(Dataset items)
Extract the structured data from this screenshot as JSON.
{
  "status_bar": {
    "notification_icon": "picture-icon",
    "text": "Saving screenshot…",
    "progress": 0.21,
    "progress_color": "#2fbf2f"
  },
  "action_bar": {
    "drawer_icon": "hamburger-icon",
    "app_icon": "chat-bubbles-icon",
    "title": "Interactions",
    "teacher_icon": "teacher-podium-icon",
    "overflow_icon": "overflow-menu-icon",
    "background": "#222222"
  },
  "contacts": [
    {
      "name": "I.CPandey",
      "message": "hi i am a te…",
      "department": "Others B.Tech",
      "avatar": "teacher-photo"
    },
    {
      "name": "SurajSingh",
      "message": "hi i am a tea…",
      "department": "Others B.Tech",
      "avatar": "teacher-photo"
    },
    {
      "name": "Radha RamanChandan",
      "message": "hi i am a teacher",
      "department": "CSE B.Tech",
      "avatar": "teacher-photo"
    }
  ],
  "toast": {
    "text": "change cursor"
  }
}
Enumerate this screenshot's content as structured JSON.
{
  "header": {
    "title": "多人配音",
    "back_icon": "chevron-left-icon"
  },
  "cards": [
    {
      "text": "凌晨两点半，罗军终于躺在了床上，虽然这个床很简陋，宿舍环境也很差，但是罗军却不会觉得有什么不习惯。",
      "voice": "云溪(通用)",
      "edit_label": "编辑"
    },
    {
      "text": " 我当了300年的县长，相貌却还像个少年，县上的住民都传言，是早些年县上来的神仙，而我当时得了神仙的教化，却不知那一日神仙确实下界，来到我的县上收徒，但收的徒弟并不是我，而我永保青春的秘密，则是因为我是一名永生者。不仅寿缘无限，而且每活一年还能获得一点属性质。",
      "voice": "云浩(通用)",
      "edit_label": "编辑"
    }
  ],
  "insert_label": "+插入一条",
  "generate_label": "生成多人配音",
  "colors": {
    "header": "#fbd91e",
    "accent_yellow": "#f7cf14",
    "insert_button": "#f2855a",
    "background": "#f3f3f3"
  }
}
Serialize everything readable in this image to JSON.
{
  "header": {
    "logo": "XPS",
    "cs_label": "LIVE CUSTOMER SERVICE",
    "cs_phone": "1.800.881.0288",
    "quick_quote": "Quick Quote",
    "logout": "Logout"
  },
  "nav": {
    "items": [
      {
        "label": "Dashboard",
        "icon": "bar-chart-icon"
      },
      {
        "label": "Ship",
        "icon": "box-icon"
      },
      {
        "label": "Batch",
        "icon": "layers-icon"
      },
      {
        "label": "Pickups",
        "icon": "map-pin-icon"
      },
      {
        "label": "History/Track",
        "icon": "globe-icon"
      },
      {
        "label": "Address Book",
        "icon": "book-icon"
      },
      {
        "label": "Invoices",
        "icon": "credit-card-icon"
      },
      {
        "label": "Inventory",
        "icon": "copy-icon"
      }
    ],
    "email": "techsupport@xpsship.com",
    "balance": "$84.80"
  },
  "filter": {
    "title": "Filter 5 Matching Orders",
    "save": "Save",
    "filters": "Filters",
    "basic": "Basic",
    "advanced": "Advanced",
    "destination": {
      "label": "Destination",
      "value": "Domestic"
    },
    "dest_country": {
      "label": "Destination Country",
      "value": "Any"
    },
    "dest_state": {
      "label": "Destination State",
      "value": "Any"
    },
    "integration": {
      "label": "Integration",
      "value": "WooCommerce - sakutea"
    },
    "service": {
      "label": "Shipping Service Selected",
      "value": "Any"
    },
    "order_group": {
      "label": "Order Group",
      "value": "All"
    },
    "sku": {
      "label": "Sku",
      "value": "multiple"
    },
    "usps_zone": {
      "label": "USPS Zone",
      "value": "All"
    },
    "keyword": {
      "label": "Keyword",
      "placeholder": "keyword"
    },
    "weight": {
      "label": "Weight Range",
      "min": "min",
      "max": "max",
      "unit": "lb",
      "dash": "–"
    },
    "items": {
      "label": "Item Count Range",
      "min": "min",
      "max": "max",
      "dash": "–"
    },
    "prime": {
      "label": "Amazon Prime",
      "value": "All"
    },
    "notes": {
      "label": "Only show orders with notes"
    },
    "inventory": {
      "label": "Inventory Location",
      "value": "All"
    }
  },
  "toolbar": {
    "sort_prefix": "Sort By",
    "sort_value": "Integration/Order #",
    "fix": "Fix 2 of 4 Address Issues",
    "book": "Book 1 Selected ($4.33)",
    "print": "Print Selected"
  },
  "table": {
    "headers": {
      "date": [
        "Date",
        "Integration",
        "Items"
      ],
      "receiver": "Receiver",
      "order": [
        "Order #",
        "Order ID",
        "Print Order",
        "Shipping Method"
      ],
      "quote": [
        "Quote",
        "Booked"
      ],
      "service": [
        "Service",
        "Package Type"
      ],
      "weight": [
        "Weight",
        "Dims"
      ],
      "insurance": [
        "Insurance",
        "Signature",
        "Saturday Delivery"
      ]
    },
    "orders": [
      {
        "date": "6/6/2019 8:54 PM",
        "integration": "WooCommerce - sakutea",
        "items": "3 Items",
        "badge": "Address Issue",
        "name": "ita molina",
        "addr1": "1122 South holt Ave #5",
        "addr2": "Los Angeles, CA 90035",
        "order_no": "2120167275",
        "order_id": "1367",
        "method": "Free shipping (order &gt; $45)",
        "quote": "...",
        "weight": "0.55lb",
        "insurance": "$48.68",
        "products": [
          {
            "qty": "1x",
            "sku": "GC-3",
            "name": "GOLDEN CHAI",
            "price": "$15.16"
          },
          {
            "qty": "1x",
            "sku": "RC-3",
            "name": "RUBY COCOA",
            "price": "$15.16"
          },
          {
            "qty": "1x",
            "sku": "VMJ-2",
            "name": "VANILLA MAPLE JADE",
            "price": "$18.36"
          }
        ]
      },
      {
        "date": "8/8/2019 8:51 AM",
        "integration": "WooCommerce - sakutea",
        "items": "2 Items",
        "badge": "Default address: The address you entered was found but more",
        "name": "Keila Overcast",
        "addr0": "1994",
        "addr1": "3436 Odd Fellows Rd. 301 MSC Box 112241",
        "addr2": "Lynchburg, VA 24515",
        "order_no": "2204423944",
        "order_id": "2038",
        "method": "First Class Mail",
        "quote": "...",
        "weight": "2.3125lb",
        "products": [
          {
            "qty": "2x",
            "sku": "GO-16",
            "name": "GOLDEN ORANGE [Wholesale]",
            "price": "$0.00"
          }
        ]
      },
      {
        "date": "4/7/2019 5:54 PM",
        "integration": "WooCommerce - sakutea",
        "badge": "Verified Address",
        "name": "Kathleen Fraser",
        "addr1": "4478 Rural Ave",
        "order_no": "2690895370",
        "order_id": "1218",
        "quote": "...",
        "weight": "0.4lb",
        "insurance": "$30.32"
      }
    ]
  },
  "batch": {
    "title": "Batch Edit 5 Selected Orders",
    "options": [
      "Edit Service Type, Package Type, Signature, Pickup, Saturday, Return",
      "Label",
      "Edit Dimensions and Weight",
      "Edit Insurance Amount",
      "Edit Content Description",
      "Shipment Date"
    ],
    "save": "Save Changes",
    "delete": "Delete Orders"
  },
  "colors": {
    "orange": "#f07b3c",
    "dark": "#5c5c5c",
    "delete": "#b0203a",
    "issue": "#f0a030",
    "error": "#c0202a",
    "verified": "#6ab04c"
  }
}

● TASK REQUIREMENTS
Output every line above without altering anything.

● ANSWER FOR THIS EXERCISE
Extract the structured data from this screenshot as JSON.
{
  "status_bar": {
    "notification_icon": "picture-icon",
    "text": "Saving screenshot…",
    "progress": 0.21,
    "progress_color": "#2fbf2f"
  },
  "action_bar": {
    "drawer_icon": "hamburger-icon",
    "app_icon": "chat-bubbles-icon",
    "title": "Interactions",
    "teacher_icon": "teacher-podium-icon",
    "overflow_icon": "overflow-menu-icon",
    "background": "#222222"
  },
  "contacts": [
    {
      "name": "I.CPandey",
      "message": "hi i am a te…",
      "department": "Others B.Tech",
      "avatar": "teacher-photo"
    },
    {
      "name": "SurajSingh",
      "message": "hi i am a tea…",
      "department": "Others B.Tech",
      "avatar": "teacher-photo"
    },
    {
      "name": "Radha RamanChandan",
      "message": "hi i am a teacher",
      "department": "CSE B.Tech",
      "avatar": "teacher-photo"
    }
  ],
  "toast": {
    "text": "change cursor"
  }
}
Enumerate this screenshot's content as structured JSON.
{
  "header": {
    "title": "多人配音",
    "back_icon": "chevron-left-icon"
  },
  "cards": [
    {
      "text": "凌晨两点半，罗军终于躺在了床上，虽然这个床很简陋，宿舍环境也很差，但是罗军却不会觉得有什么不习惯。",
      "voice": "云溪(通用)",
      "edit_label": "编辑"
    },
    {
      "text": " 我当了300年的县长，相貌却还像个少年，县上的住民都传言，是早些年县上来的神仙，而我当时得了神仙的教化，却不知那一日神仙确实下界，来到我的县上收徒，但收的徒弟并不是我，而我永保青春的秘密，则是因为我是一名永生者。不仅寿缘无限，而且每活一年还能获得一点属性质。",
      "voice": "云浩(通用)",
      "edit_label": "编辑"
    }
  ],
  "insert_label": "+插入一条",
  "generate_label": "生成多人配音",
  "colors": {
    "header": "#fbd91e",
    "accent_yellow": "#f7cf14",
    "insert_button": "#f2855a",
    "background": "#f3f3f3"
  }
}
Serialize everything readable in this image to JSON.
{
  "header": {
    "logo": "XPS",
    "cs_label": "LIVE CUSTOMER SERVICE",
    "cs_phone": "1.800.881.0288",
    "quick_quote": "Quick Quote",
    "logout": "Logout"
  },
  "nav": {
    "items": [
      {
        "label": "Dashboard",
        "icon": "bar-chart-icon"
      },
      {
        "label": "Ship",
        "icon": "box-icon"
      },
      {
        "label": "Batch",
        "icon": "layers-icon"
      },
      {
        "label": "Pickups",
        "icon": "map-pin-icon"
      },
      {
        "label": "History/Track",
        "icon": "globe-icon"
      },
      {
        "label": "Address Book",
        "icon": "book-icon"
      },
      {
        "label": "Invoices",
        "icon": "credit-card-icon"
      },
      {
        "label": "Inventory",
        "icon": "copy-icon"
      }
    ],
    "email": "techsupport@xpsship.com",
    "balance": "$84.80"
  },
  "filter": {
    "title": "Filter 5 Matching Orders",
    "save": "Save",
    "filters": "Filters",
    "basic": "Basic",
    "advanced": "Advanced",
    "destination": {
      "label": "Destination",
      "value": "Domestic"
    },
    "dest_country": {
      "label": "Destination Country",
      "value": "Any"
    },
    "dest_state": {
      "label": "Destination State",
      "value": "Any"
    },
    "integration": {
      "label": "Integration",
      "value": "WooCommerce - sakutea"
    },
    "service": {
      "label": "Shipping Service Selected",
      "value": "Any"
    },
    "order_group": {
      "label": "Order Group",
      "value": "All"
    },
    "sku": {
      "label": "Sku",
      "value": "multiple"
    },
    "usps_zone": {
      "label": "USPS Zone",
      "value": "All"
    },
    "keyword": {
      "label": "Keyword",
      "placeholder": "keyword"
    },
    "weight": {
      "label": "Weight Range",
      "min": "min",
      "max": "max",
      "unit": "lb",
      "dash": "–"
    },
    "items": {
      "label": "Item Count Range",
      "min": "min",
      "max": "max",
      "dash": "–"
    },
    "prime": {
      "label": "Amazon Prime",
      "value": "All"
    },
    "notes": {
      "label": "Only show orders with notes"
    },
    "inventory": {
      "label": "Inventory Location",
      "value": "All"
    }
  },
  "toolbar": {
    "sort_prefix": "Sort By",
    "sort_value": "Integration/Order #",
    "fix": "Fix 2 of 4 Address Issues",
    "book": "Book 1 Selected ($4.33)",
    "print": "Print Selected"
  },
  "table": {
    "headers": {
      "date": [
        "Date",
        "Integration",
        "Items"
      ],
      "receiver": "Receiver",
      "order": [
        "Order #",
        "Order ID",
        "Print Order",
        "Shipping Method"
      ],
      "quote": [
        "Quote",
        "Booked"
      ],
      "service": [
        "Service",
        "Package Type"
      ],
      "weight": [
        "Weight",
        "Dims"
      ],
      "insurance": [
        "Insurance",
        "Signature",
        "Saturday Delivery"
      ]
    },
    "orders": [
      {
        "date": "6/6/2019 8:54 PM",
        "integration": "WooCommerce - sakutea",
        "items": "3 Items",
        "badge": "Address Issue",
        "name": "ita molina",
        "addr1": "1122 South holt Ave #5",
        "addr2": "Los Angeles, CA 90035",
        "order_no": "2120167275",
        "order_id": "1367",
        "method": "Free shipping (order &gt; $45)",
        "quote": "...",
        "weight": "0.55lb",
        "insurance": "$48.68",
        "products": [
          {
            "qty": "1x",
            "sku": "GC-3",
            "name": "GOLDEN CHAI",
            "price": "$15.16"
          },
          {
            "qty": "1x",
            "sku": "RC-3",
            "name": "RUBY COCOA",
            "price": "$15.16"
          },
          {
            "qty": "1x",
            "sku": "VMJ-2",
            "name": "VANILLA MAPLE JADE",
            "price": "$18.36"
          }
        ]
      },
      {
        "date": "8/8/2019 8:51 AM",
        "integration": "WooCommerce - sakutea",
        "items": "2 Items",
        "badge": "Default address: The address you entered was found but more",
        "name": "Keila Overcast",
        "addr0": "1994",
        "addr1": "3436 Odd Fellows Rd. 301 MSC Box 112241",
        "addr2": "Lynchburg, VA 24515",
        "order_no": "2204423944",
        "order_id": "2038",
        "method": "First Class Mail",
        "quote": "...",
        "weight": "2.3125lb",
        "products": [
          {
            "qty": "2x",
            "sku": "GO-16",
            "name": "GOLDEN ORANGE [Wholesale]",
            "price": "$0.00"
          }
        ]
      },
      {
        "date": "4/7/2019 5:54 PM",
        "integration": "WooCommerce - sakutea",
        "badge": "Verified Address",
        "name": "Kathleen Fraser",
        "addr1": "4478 Rural Ave",
        "order_no": "2690895370",
        "order_id": "1218",
        "quote": "...",
        "weight": "0.4lb",
        "insurance": "$30.32"
      }
    ]
  },
  "batch": {
    "title": "Batch Edit 5 Selected Orders",
    "options": [
      "Edit Service Type, Package Type, Signature, Pickup, Saturday, Return",
      "Label",
      "Edit Dimensions and Weight",
      "Edit Insurance Amount",
      "Edit Content Description",
      "Shipment Date"
    ],
    "save": "Save Changes",
    "delete": "Delete Orders"
  },
  "colors": {
    "orange": "#f07b3c",
    "dark": "#5c5c5c",
    "delete": "#b0203a",
    "issue": "#f0a030",
    "error": "#c0202a",
    "verified": "#6ab04c"
  }
}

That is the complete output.